__What is needed__.
In the records below, work out how many lines hold the word "label". Report the number alone.

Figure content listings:
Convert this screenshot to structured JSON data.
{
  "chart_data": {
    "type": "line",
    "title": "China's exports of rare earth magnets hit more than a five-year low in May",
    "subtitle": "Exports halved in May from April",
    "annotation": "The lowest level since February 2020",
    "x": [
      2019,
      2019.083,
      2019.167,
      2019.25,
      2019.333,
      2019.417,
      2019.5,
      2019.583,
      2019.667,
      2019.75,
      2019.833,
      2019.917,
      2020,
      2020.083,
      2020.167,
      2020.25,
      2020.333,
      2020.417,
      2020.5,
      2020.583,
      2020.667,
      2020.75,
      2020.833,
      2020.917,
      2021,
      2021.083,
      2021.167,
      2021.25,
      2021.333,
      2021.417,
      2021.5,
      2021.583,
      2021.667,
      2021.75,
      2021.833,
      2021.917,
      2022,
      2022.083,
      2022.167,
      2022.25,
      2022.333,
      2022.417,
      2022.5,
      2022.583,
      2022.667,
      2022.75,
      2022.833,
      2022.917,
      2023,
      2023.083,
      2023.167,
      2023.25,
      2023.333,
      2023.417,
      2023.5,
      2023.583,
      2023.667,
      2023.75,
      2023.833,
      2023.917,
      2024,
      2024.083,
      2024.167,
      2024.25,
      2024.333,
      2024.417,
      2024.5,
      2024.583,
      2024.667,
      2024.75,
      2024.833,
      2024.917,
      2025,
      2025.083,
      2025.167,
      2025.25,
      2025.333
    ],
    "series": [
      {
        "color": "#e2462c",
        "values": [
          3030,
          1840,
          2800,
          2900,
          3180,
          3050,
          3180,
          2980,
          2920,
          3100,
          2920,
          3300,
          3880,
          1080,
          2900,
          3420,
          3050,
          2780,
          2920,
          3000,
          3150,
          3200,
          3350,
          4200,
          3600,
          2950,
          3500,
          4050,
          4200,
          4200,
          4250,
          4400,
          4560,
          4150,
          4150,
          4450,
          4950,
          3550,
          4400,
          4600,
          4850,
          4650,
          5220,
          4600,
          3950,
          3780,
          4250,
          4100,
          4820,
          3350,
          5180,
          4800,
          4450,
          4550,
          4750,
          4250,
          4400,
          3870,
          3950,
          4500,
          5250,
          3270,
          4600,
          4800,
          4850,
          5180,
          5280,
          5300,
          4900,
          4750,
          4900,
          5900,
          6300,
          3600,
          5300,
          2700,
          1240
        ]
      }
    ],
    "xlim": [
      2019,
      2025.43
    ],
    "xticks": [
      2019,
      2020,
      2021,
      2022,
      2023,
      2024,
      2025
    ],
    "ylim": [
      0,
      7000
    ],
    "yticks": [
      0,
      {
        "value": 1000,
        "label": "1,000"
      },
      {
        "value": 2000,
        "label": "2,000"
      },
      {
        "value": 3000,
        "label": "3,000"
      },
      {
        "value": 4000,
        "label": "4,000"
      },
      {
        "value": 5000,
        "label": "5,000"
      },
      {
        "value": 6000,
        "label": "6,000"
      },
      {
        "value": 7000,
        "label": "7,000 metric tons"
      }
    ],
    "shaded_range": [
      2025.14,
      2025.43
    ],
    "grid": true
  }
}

__Solution to this task__.
7